Extracted records
>>>>

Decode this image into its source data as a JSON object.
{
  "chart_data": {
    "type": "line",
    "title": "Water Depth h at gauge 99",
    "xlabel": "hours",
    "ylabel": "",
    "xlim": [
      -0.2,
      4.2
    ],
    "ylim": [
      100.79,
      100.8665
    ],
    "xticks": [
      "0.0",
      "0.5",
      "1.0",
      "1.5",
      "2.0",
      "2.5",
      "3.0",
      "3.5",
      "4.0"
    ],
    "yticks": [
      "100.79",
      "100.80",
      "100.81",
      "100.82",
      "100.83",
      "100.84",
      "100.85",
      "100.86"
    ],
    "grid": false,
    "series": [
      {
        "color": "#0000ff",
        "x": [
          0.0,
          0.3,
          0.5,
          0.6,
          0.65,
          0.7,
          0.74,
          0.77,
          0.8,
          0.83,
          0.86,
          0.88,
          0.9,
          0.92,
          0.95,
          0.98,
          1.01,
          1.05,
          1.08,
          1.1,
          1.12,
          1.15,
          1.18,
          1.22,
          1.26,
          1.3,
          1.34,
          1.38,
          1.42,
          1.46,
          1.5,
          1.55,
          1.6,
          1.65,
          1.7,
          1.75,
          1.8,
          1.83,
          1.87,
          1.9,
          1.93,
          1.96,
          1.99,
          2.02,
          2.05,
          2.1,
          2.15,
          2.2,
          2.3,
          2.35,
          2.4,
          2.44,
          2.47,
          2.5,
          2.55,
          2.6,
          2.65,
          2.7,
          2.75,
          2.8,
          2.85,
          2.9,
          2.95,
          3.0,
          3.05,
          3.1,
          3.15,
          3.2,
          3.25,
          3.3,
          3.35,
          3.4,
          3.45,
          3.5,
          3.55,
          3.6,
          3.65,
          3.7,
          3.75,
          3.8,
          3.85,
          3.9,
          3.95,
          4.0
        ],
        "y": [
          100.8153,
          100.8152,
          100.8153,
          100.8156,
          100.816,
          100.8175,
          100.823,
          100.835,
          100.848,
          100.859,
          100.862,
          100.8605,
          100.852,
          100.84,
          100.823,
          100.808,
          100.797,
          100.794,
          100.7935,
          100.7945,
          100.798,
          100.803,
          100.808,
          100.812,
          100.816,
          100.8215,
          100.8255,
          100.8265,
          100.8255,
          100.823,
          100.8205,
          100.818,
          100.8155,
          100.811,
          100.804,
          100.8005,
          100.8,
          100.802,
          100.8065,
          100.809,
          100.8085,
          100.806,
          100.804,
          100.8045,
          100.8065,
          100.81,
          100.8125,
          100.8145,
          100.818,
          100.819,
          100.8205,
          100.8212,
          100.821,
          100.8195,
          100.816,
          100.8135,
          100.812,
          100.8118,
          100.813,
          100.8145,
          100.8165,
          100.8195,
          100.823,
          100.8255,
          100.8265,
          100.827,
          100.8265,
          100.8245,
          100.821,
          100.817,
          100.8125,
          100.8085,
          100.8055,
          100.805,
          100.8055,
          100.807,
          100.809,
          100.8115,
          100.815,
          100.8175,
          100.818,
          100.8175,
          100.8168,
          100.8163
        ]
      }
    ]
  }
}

<<<<

# What to produce:
Transcribe every entry exactly.

# Final result:
Decode this image into its source data as a JSON object.
{
  "chart_data": {
    "type": "line",
    "title": "Water Depth h at gauge 99",
    "xlabel": "hours",
    "ylabel": "",
    "xlim": [
      -0.2,
      4.2
    ],
    "ylim": [
      100.79,
      100.8665
    ],
    "xticks": [
      "0.0",
      "0.5",
      "1.0",
      "1.5",
      "2.0",
      "2.5",
      "3.0",
      "3.5",
      "4.0"
    ],
    "yticks": [
      "100.79",
      "100.80",
      "100.81",
      "100.82",
      "100.83",
      "100.84",
      "100.85",
      "100.86"
    ],
    "grid": false,
    "series": [
      {
        "color": "#0000ff",
        "x": [
          0.0,
          0.3,
          0.5,
          0.6,
          0.65,
          0.7,
          0.74,
          0.77,
          0.8,
          0.83,
          0.86,
          0.88,
          0.9,
          0.92,
          0.95,
          0.98,
          1.01,
          1.05,
          1.08,
          1.1,
          1.12,
          1.15,
          1.18,
          1.22,
          1.26,
          1.3,
          1.34,
          1.38,
          1.42,
          1.46,
          1.5,
          1.55,
          1.6,
          1.65,
          1.7,
          1.75,
          1.8,
          1.83,
          1.87,
          1.9,
          1.93,
          1.96,
          1.99,
          2.02,
          2.05,
          2.1,
          2.15,
          2.2,
          2.3,
          2.35,
          2.4,
          2.44,
          2.47,
          2.5,
          2.55,
          2.6,
          2.65,
          2.7,
          2.75,
          2.8,
          2.85,
          2.9,
          2.95,
          3.0,
          3.05,
          3.1,
          3.15,
          3.2,
          3.25,
          3.3,
          3.35,
          3.4,
          3.45,
          3.5,
          3.55,
          3.6,
          3.65,
          3.7,
          3.75,
          3.8,
          3.85,
          3.9,
          3.95,
          4.0
        ],
        "y": [
          100.8153,
          100.8152,
          100.8153,
          100.8156,
          100.816,
          100.8175,
          100.823,
          100.835,
          100.848,
          100.859,
          100.862,
          100.8605,
          100.852,
          100.84,
          100.823,
          100.808,
          100.797,
          100.794,
          100.7935,
          100.7945,
          100.798,
          100.803,
          100.808,
          100.812,
          100.816,
          100.8215,
          100.8255,
          100.8265,
          100.8255,
          100.823,
          100.8205,
          100.818,
          100.8155,
          100.811,
          100.804,
          100.8005,
          100.8,
          100.802,
          100.8065,
          100.809,
          100.8085,
          100.806,
          100.804,
          100.8045,
          100.8065,
          100.81,
          100.8125,
          100.8145,
          100.818,
          100.819,
          100.8205,
          100.8212,
          100.821,
          100.8195,
          100.816,
          100.8135,
          100.812,
          100.8118,
          100.813,
          100.8145,
          100.8165,
          100.8195,
          100.823,
          100.8255,
          100.8265,
          100.827,
          100.8265,
          100.8245,
          100.821,
          100.817,
          100.8125,
          100.8085,
          100.8055,
          100.805,
          100.8055,
          100.807,
          100.809,
          100.8115,
          100.815,
          100.8175,
          100.818,
          100.8175,
          100.8168,
          100.8163
        ]
      }
    ]
  }
}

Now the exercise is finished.